§ TASK STATEMENT:
Exactly repeat all the records below, omitting the images they hold.

Dataset rows about figures
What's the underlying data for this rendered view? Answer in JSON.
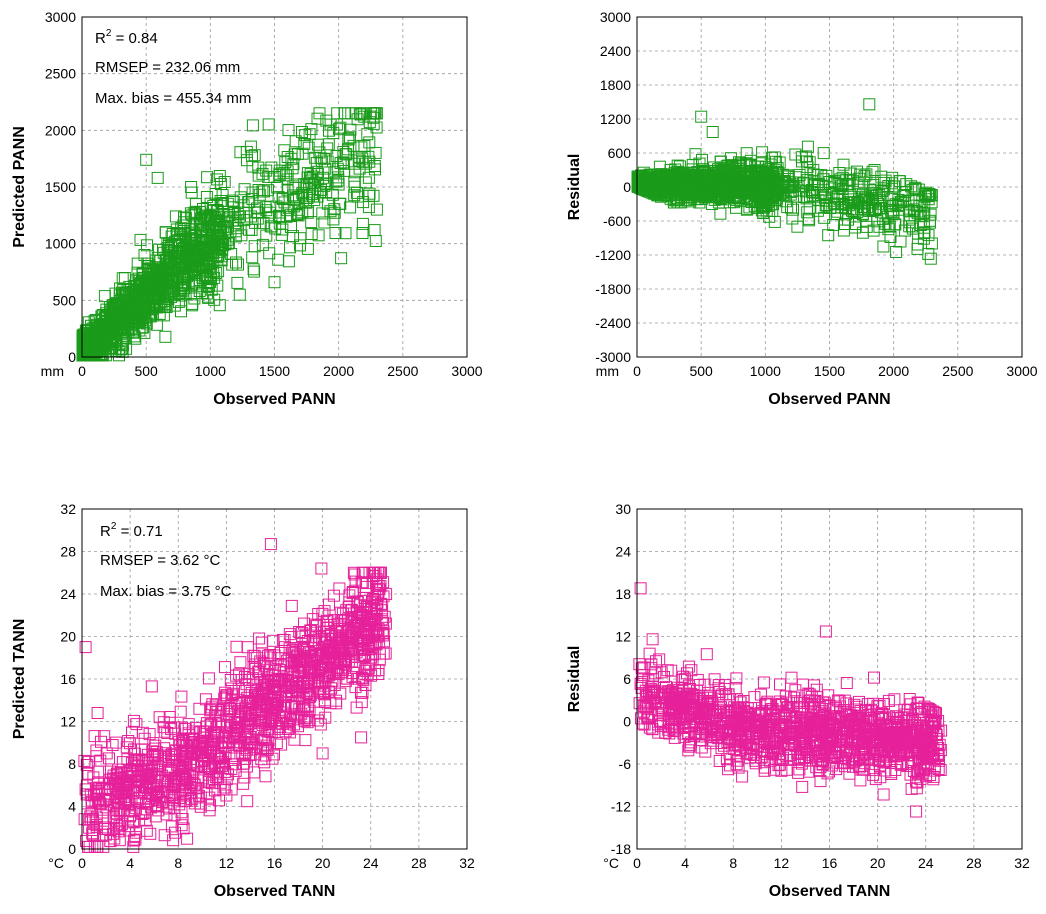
{
  "colors": {
    "green": "#1a9b1a",
    "magenta": "#e6219a"
  },
  "chart_data": [
    {
      "id": "p1",
      "type": "scatter",
      "marker": "open-square",
      "color": "#1a9b1a",
      "xlabel": "Observed PANN",
      "ylabel": "Predicted PANN",
      "unit": "mm",
      "xlim": [
        0,
        3000
      ],
      "ylim": [
        0,
        3000
      ],
      "xticks": [
        "0",
        "500",
        "1000",
        "1500",
        "2000",
        "2500",
        "3000"
      ],
      "yticks": [
        "0",
        "500",
        "1000",
        "1500",
        "2000",
        "2500",
        "3000"
      ],
      "grid": true,
      "annotations": {
        "r2_base": "R",
        "r2_exp": "2",
        "r2_value": " = 0.84",
        "rmsep": "RMSEP = 232.06 mm",
        "maxbias": "Max. bias = 455.34 mm"
      },
      "generator": {
        "n": 1400,
        "seed": 11,
        "kind": "pred",
        "var": "P"
      },
      "outliers": [
        [
          500,
          1740
        ],
        [
          590,
          1580
        ],
        [
          850,
          1500
        ],
        [
          1500,
          660
        ],
        [
          1230,
          550
        ],
        [
          2280,
          1120
        ],
        [
          2200,
          2120
        ]
      ]
    },
    {
      "id": "p2",
      "type": "scatter",
      "marker": "open-square",
      "color": "#1a9b1a",
      "xlabel": "Observed PANN",
      "ylabel": "Residual",
      "unit": "mm",
      "xlim": [
        0,
        3000
      ],
      "ylim": [
        -3000,
        3000
      ],
      "xticks": [
        "0",
        "500",
        "1000",
        "1500",
        "2000",
        "2500",
        "3000"
      ],
      "yticks": [
        "-3000",
        "-2400",
        "-1800",
        "-1200",
        "-600",
        "0",
        "600",
        "1200",
        "1800",
        "2400",
        "3000"
      ],
      "grid": true,
      "generator": {
        "n": 1400,
        "seed": 11,
        "kind": "resid",
        "var": "P"
      },
      "outliers": [
        [
          500,
          1240
        ],
        [
          590,
          970
        ],
        [
          1810,
          1460
        ],
        [
          2270,
          -1180
        ],
        [
          1920,
          -1050
        ],
        [
          1250,
          -700
        ],
        [
          1490,
          -850
        ]
      ]
    },
    {
      "id": "p3",
      "type": "scatter",
      "marker": "open-square",
      "color": "#e6219a",
      "xlabel": "Observed TANN",
      "ylabel": "Predicted TANN",
      "unit": "°C",
      "xlim": [
        0,
        32
      ],
      "ylim": [
        0,
        32
      ],
      "xticks": [
        "0",
        "4",
        "8",
        "12",
        "16",
        "20",
        "24",
        "28",
        "32"
      ],
      "yticks": [
        "0",
        "4",
        "8",
        "12",
        "16",
        "20",
        "24",
        "28",
        "32"
      ],
      "grid": true,
      "annotations": {
        "r2_base": "R",
        "r2_exp": "2",
        "r2_value": " = 0.71",
        "rmsep": "RMSEP = 3.62 °C",
        "maxbias": "Max. bias = 3.75 °C"
      },
      "generator": {
        "n": 1400,
        "seed": 29,
        "kind": "pred",
        "var": "T"
      },
      "outliers": [
        [
          0.3,
          19
        ],
        [
          1.3,
          12.8
        ],
        [
          5.8,
          15.3
        ],
        [
          15.7,
          28.7
        ],
        [
          19.9,
          26.4
        ],
        [
          22.6,
          26
        ],
        [
          23.2,
          10.5
        ],
        [
          20,
          9
        ]
      ]
    },
    {
      "id": "p4",
      "type": "scatter",
      "marker": "open-square",
      "color": "#e6219a",
      "xlabel": "Observed TANN",
      "ylabel": "Residual",
      "unit": "°C",
      "xlim": [
        0,
        32
      ],
      "ylim": [
        -18,
        30
      ],
      "xticks": [
        "0",
        "4",
        "8",
        "12",
        "16",
        "20",
        "24",
        "28",
        "32"
      ],
      "yticks": [
        "-18",
        "-12",
        "-6",
        "0",
        "6",
        "12",
        "18",
        "24",
        "30"
      ],
      "grid": true,
      "generator": {
        "n": 1400,
        "seed": 29,
        "kind": "resid",
        "var": "T"
      },
      "outliers": [
        [
          0.3,
          18.8
        ],
        [
          1.3,
          11.6
        ],
        [
          5.8,
          9.5
        ],
        [
          15.7,
          12.7
        ],
        [
          23.2,
          -12.7
        ],
        [
          20.5,
          -10.3
        ],
        [
          19.7,
          6.2
        ]
      ]
    }
  ]
}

§ WRITTEN ANSWER:
What's the underlying data for this rendered view? Answer in JSON.
{
  "colors": {
    "green": "#1a9b1a",
    "magenta": "#e6219a"
  },
  "chart_data": [
    {
      "id": "p1",
      "type": "scatter",
      "marker": "open-square",
      "color": "#1a9b1a",
      "xlabel": "Observed PANN",
      "ylabel": "Predicted PANN",
      "unit": "mm",
      "xlim": [
        0,
        3000
      ],
      "ylim": [
        0,
        3000
      ],
      "xticks": [
        "0",
        "500",
        "1000",
        "1500",
        "2000",
        "2500",
        "3000"
      ],
      "yticks": [
        "0",
        "500",
        "1000",
        "1500",
        "2000",
        "2500",
        "3000"
      ],
      "grid": true,
      "annotations": {
        "r2_base": "R",
        "r2_exp": "2",
        "r2_value": " = 0.84",
        "rmsep": "RMSEP = 232.06 mm",
        "maxbias": "Max. bias = 455.34 mm"
      },
      "generator": {
        "n": 1400,
        "seed": 11,
        "kind": "pred",
        "var": "P"
      },
      "outliers": [
        [
          500,
          1740
        ],
        [
          590,
          1580
        ],
        [
          850,
          1500
        ],
        [
          1500,
          660
        ],
        [
          1230,
          550
        ],
        [
          2280,
          1120
        ],
        [
          2200,
          2120
        ]
      ]
    },
    {
      "id": "p2",
      "type": "scatter",
      "marker": "open-square",
      "color": "#1a9b1a",
      "xlabel": "Observed PANN",
      "ylabel": "Residual",
      "unit": "mm",
      "xlim": [
        0,
        3000
      ],
      "ylim": [
        -3000,
        3000
      ],
      "xticks": [
        "0",
        "500",
        "1000",
        "1500",
        "2000",
        "2500",
        "3000"
      ],
      "yticks": [
        "-3000",
        "-2400",
        "-1800",
        "-1200",
        "-600",
        "0",
        "600",
        "1200",
        "1800",
        "2400",
        "3000"
      ],
      "grid": true,
      "generator": {
        "n": 1400,
        "seed": 11,
        "kind": "resid",
        "var": "P"
      },
      "outliers": [
        [
          500,
          1240
        ],
        [
          590,
          970
        ],
        [
          1810,
          1460
        ],
        [
          2270,
          -1180
        ],
        [
          1920,
          -1050
        ],
        [
          1250,
          -700
        ],
        [
          1490,
          -850
        ]
      ]
    },
    {
      "id": "p3",
      "type": "scatter",
      "marker": "open-square",
      "color": "#e6219a",
      "xlabel": "Observed TANN",
      "ylabel": "Predicted TANN",
      "unit": "°C",
      "xlim": [
        0,
        32
      ],
      "ylim": [
        0,
        32
      ],
      "xticks": [
        "0",
        "4",
        "8",
        "12",
        "16",
        "20",
        "24",
        "28",
        "32"
      ],
      "yticks": [
        "0",
        "4",
        "8",
        "12",
        "16",
        "20",
        "24",
        "28",
        "32"
      ],
      "grid": true,
      "annotations": {
        "r2_base": "R",
        "r2_exp": "2",
        "r2_value": " = 0.71",
        "rmsep": "RMSEP = 3.62 °C",
        "maxbias": "Max. bias = 3.75 °C"
      },
      "generator": {
        "n": 1400,
        "seed": 29,
        "kind": "pred",
        "var": "T"
      },
      "outliers": [
        [
          0.3,
          19
        ],
        [
          1.3,
          12.8
        ],
        [
          5.8,
          15.3
        ],
        [
          15.7,
          28.7
        ],
        [
          19.9,
          26.4
        ],
        [
          22.6,
          26
        ],
        [
          23.2,
          10.5
        ],
        [
          20,
          9
        ]
      ]
    },
    {
      "id": "p4",
      "type": "scatter",
      "marker": "open-square",
      "color": "#e6219a",
      "xlabel": "Observed TANN",
      "ylabel": "Residual",
      "unit": "°C",
      "xlim": [
        0,
        32
      ],
      "ylim": [
        -18,
        30
      ],
      "xticks": [
        "0",
        "4",
        "8",
        "12",
        "16",
        "20",
        "24",
        "28",
        "32"
      ],
      "yticks": [
        "-18",
        "-12",
        "-6",
        "0",
        "6",
        "12",
        "18",
        "24",
        "30"
      ],
      "grid": true,
      "generator": {
        "n": 1400,
        "seed": 29,
        "kind": "resid",
        "var": "T"
      },
      "outliers": [
        [
          0.3,
          18.8
        ],
        [
          1.3,
          11.6
        ],
        [
          5.8,
          9.5
        ],
        [
          15.7,
          12.7
        ],
        [
          23.2,
          -12.7
        ],
        [
          20.5,
          -10.3
        ],
        [
          19.7,
          6.2
        ]
      ]
    }
  ]
}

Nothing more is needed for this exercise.